# QUESTIONS:
1) Traduisez en anglais cette phrase du texte à analyser : « Un éditeur ne peut donc s'opposer à la revente d'une licence. »
2) Résumez le texte à analyser en deux phrases.
3) Répondez brièvement à ces questions sur le texte à analyser.
(a) En quelle année la Cour suprême a-t-elle mis en place la doctrine de première vente ?
(b) Sur quel site Vernor vendait-il des produits Autodesk d'occasion ?
(c) Quelle fonction Peter Schneider occupe-t-il ?

Le contexte légal est expliqué dans la directive 2009/24/EC, qui concerne la protection juridique des programmes informatiques. Ainsi “ la première vente d'une copie d'un programme d'ordinateur par le titulaire du droit ou avec son consentement épuise le droit de distribution de cette copie dans la Communauté européenne ”. Un éditeur ne peut donc s'opposer à la revente d'une licence.Il y a cependant des limitations : la licence d'occasion ne peut être divisée par l'acquéreur dans l'optique d'en revendre une partie seulement. De plus, l'acquéreur original doit s'assurer que la copie chargée sur son propre ordinateur est inutilisable au moment de la revente, le droit de reproduction exclusif du titulaire du droit d'auteur doit être respecté. Même si le contrat prohibe explicitement le transfert de licences, le titulaire de la licence peut contester toute clause à ce sujet.Lors du récent procès Usedsoft contre Oracle, ce dernier s'est opposé à ce que la cessation du droit de distribution s'applique aux logiciels téléchargés. La Cour de justice de l'Union européenne a ainsi clairement stipulé que la directive s'applique lorsque le produit initial a été livré aussi bien sous forme matérielle que sous forme immatérielle, à savoir téléchargé. Selon Oracle, le transfert de licences sous support actif est illégal car le logiciel a été amélioré par le biais de mises à jour et représente un produit différent de l'original. La Cour de justice a alors établi qu'une licence reste utilisable après expiration du contrat de maintenance et que les altérations dues aux services de maintenance font partie intégrante du logiciel.Aux États-Unis, l'utilisateur est titulaire de droit
Le point clé est l'applicabilité de la Doctrine de première vente, mise en place par la Cour suprême en 1908, qui autorise la distribution et la revente de produits sous marque déposée une fois que le titulaire du droit d'auteur a mis son produit à disposition sur le marché. Ce principe s'applique à un contrat de vente, mais n'est plus valide lorsque l'objet de l'accord est une licence.D'après la cour d'appel pour le 9e circuit, trois critères décrivent l'utilisateur du logiciel comme un titulaire de droit plutôt que propriétaire d'une copie : le titulaire du droit d'auteur spécifie qu'à un utilisateur est accordée une licence ; le titulaire du droit d'auteur restreint la possibilité de transférer une licence ; le titulaire du droit d'auteur impose des restrictions d'utilisation.Ces arguments ont été débattus lors du procès Timothy Vernor contre Autodesk en 2007. Vernor vendait des produits Autodesk d'occasion sur eBay. Autodesk a immédiatement fait suspendre le compte eBay de Vernor, ce dernier intentant alors un procès contre Autodesk auprès de la Cour fédérale. Autodesk s'est défendu en déclarant autoriser “ l'utilisation ” de copies de ses logiciels sans les vendre. La Cour fédérale a plaidé en faveur de Vernor, identifiant la transaction entre Autodesk et ses clients comme une vente authentique.La Cour d'appel pour le 9e circuit a cependant fait appel à la décision de la Cour fédérale en 2010 en précisant que les importantes restrictions contractuelles ne permettaient pas de conclure pour l'instant.Un marché prêt à s'envoler
Les revendeurs sont à l'affût d'opportunités pour étendre l'actuel marché du logiciel d'occasion. Ils conseillent aussi les entreprises sur les possibilités et prérequis pour revendre des licences, par exemple : éviter les conditions trop strictes concernant le transfert et la revente des licences ou dépackager les licences pour permettre la cession d'une partie des contrats.Selon Peter Schneider, PDG de Usedsoft, le succès récent du procès Usedsoft contre Oracle “ va faire exploser le marché ”. Ce résultat est perçu comme une réelle avancée qui pourrait booster le marché du logiciel d'occasion en Europe et aux Etats-Unis.Les experts de l'industrie du logiciel voient néanmoins l'émergence du cloud comme un nouveau défi, puisque ce modèle se base sur une location de services sans acquisition de licences.

# DONNÉES ENREGISTRÉES:

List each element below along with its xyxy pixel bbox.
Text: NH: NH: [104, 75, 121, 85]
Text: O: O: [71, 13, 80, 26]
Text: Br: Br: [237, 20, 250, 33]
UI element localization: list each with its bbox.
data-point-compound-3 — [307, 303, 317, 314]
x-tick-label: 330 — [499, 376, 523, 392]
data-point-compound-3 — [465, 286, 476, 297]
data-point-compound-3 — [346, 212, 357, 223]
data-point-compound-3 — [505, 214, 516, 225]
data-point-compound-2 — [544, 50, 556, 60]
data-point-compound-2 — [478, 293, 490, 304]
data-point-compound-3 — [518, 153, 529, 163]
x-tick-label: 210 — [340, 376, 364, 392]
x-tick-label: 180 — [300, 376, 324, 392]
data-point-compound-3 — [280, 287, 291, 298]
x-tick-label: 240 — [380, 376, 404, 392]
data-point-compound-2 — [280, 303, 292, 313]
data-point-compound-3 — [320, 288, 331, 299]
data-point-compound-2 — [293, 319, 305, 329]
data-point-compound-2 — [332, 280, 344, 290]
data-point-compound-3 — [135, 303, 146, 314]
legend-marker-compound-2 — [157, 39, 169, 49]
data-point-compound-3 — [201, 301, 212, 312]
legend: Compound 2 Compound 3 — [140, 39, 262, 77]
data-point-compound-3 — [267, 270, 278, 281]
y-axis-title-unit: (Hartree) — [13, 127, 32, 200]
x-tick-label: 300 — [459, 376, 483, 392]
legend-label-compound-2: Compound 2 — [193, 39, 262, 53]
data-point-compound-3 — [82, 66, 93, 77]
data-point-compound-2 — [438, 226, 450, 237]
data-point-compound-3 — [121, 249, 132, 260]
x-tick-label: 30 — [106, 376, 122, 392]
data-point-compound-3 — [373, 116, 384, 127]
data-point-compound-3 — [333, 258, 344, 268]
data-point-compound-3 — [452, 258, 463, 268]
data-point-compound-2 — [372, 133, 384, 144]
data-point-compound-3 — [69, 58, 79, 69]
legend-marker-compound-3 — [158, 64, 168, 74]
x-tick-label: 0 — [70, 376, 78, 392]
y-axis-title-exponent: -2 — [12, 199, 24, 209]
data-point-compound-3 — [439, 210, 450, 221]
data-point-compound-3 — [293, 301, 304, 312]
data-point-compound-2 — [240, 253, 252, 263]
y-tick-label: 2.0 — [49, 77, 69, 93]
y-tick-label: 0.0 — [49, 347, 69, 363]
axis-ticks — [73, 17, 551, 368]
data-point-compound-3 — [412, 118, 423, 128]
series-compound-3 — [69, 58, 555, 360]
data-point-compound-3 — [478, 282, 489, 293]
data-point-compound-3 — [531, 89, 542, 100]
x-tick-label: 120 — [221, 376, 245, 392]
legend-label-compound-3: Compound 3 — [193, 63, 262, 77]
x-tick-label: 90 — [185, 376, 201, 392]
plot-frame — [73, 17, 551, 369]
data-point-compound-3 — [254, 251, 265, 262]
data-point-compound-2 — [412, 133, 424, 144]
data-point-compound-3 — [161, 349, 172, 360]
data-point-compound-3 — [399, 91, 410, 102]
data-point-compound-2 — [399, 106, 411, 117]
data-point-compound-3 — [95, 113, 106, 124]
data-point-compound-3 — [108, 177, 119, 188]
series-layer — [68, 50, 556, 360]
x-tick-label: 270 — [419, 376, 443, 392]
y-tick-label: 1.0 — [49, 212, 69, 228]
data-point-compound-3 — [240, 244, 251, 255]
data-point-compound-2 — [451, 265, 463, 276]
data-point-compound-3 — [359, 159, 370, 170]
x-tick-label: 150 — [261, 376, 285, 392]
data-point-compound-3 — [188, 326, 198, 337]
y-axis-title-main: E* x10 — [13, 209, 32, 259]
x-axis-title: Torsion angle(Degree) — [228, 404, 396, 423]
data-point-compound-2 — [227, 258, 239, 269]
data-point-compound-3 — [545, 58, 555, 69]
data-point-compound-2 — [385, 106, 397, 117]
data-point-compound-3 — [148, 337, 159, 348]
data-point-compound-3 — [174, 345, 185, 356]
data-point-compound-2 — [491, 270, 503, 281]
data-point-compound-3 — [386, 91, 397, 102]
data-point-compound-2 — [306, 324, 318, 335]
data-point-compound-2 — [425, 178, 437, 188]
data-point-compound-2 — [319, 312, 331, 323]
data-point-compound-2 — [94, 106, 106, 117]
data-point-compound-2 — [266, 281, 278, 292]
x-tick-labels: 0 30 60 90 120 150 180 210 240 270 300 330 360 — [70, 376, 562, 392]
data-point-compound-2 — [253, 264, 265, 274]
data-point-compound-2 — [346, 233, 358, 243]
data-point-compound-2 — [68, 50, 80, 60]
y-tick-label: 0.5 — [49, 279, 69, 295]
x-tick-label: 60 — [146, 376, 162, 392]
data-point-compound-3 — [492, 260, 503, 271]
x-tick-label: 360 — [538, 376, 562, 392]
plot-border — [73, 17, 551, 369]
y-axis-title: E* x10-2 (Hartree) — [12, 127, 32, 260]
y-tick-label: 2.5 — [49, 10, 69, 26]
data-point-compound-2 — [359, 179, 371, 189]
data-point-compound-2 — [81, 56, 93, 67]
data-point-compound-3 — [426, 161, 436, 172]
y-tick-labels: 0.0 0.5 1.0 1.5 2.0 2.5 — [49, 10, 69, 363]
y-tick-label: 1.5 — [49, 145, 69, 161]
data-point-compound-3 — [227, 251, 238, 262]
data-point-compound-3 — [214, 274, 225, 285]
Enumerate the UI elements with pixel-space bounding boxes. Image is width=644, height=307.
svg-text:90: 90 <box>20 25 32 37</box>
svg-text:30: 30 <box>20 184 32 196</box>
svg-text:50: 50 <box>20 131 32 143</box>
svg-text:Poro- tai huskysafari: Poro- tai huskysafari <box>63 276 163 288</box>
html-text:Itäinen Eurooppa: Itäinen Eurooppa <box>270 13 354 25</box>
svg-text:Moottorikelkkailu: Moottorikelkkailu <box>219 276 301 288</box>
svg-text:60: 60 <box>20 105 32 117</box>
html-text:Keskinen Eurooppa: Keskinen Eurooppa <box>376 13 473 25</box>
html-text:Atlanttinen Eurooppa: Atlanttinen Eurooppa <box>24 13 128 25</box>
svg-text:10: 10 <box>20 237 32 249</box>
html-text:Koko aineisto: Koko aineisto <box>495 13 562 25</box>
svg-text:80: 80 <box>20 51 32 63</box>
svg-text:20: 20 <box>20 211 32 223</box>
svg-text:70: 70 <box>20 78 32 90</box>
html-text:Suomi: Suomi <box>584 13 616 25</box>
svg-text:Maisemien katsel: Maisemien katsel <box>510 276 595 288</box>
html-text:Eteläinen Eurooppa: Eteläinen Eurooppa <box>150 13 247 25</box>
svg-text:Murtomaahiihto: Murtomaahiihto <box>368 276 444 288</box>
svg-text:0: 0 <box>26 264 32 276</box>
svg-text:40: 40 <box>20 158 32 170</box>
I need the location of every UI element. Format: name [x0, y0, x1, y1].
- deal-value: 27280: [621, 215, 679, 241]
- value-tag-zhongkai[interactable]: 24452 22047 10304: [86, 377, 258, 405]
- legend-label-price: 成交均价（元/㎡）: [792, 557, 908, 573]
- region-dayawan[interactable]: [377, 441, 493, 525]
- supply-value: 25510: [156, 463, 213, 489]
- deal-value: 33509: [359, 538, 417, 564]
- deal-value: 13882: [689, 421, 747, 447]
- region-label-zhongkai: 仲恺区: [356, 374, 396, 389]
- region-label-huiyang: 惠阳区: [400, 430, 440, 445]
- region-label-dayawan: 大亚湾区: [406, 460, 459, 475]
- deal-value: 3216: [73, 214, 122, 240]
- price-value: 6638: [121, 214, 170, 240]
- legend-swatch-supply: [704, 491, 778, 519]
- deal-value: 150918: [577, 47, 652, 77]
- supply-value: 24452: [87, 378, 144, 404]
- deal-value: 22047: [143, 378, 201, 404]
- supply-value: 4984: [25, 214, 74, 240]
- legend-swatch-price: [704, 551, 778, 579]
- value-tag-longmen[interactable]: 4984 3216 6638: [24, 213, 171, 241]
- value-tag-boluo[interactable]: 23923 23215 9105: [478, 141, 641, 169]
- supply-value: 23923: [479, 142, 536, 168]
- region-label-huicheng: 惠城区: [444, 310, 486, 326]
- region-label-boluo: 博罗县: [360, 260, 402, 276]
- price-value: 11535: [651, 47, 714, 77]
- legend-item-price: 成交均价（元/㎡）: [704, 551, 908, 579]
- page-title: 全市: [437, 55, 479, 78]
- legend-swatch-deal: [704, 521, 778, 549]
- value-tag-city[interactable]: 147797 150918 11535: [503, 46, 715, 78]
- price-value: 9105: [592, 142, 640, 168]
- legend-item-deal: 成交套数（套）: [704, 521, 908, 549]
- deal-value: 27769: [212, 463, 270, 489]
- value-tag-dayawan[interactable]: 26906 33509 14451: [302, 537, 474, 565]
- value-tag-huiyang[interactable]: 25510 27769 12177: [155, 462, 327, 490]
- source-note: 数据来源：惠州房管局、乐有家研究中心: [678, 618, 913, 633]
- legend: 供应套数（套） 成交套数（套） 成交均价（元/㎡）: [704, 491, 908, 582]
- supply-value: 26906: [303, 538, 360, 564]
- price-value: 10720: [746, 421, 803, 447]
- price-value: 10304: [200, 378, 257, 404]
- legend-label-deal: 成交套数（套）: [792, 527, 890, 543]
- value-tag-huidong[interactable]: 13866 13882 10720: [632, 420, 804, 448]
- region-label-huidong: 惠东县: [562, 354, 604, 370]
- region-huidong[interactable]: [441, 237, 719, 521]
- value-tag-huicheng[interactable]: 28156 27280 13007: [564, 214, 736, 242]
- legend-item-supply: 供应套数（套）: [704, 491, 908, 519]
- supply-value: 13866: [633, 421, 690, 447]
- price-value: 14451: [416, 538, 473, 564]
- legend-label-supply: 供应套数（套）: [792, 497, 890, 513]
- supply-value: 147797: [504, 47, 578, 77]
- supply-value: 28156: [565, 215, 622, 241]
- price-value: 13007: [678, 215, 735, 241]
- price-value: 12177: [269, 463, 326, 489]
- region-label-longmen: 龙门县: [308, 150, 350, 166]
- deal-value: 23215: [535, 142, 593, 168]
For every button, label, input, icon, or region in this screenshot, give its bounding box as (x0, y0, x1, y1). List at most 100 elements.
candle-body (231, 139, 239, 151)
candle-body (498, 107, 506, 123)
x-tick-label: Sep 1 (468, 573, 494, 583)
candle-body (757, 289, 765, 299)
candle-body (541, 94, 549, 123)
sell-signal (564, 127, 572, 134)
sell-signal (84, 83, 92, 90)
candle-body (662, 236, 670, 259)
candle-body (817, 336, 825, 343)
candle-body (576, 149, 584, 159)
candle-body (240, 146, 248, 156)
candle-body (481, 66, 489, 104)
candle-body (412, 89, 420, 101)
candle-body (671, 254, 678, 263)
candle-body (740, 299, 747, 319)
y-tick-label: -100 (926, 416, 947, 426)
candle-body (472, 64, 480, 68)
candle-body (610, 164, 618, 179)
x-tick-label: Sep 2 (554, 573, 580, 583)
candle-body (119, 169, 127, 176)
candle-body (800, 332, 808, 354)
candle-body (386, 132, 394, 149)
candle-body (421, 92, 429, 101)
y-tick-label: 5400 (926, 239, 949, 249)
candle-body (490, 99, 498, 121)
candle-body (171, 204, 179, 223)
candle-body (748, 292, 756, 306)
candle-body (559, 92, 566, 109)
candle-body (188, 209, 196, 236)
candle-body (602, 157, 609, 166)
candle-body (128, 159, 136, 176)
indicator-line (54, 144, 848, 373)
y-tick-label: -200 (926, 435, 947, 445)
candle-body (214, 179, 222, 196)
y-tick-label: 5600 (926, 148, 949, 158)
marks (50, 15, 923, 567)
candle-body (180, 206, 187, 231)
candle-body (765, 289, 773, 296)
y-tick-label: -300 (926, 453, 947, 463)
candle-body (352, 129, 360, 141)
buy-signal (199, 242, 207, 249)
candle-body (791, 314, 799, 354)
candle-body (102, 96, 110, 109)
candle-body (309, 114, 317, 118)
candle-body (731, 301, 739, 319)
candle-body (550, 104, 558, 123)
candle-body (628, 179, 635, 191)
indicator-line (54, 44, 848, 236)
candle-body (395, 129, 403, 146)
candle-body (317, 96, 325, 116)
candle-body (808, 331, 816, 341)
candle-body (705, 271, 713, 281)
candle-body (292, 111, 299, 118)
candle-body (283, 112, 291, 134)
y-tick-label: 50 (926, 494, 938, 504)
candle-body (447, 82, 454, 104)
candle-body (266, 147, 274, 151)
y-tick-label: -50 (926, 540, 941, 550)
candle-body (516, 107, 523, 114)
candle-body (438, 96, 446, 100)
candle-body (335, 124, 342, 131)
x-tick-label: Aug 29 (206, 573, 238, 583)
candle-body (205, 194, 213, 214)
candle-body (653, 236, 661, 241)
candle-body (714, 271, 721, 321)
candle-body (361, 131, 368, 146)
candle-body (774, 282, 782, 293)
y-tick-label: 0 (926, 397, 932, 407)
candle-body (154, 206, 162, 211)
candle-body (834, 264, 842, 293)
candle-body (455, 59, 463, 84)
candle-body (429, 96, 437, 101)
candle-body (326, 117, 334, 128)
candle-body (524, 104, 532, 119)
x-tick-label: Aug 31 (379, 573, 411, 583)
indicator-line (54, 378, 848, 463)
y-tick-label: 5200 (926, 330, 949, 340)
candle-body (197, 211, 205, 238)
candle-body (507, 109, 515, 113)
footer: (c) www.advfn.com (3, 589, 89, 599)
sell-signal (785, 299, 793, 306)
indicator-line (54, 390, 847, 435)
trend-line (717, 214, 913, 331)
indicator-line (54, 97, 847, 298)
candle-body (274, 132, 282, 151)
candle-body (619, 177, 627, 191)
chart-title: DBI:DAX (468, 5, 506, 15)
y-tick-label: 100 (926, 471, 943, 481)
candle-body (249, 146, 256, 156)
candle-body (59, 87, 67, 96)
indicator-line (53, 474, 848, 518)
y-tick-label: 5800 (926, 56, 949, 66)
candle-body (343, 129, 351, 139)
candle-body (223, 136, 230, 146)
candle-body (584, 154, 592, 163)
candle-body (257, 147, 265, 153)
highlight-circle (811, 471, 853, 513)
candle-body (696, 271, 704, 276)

# RÉPONSES PAR TÂCHE:
1) A publisher therefore cannot oppose the resale of a license.

2) Dans l'Union européenne, la directive 2009/24/EC prévoit que la première vente d'une copie d'un programme épuise le droit de distribution de cette copie, et la Cour de justice de l'Union européenne a établi, lors du procès Usedsoft contre Oracle, que cela vaut aussi pour les logiciels téléchargés. Aux États-Unis, la doctrine de première vente ne s'applique pas lorsque l'objet de l'accord est une licence, question débattue lors du procès Timothy Vernor contre Autodesk, tandis que les revendeurs cherchent à étendre le marché du logiciel d'occasion malgré le défi que représente le cloud.

3)
(a) En 1908.
(b) Sur eBay.
(c) PDG de Usedsoft.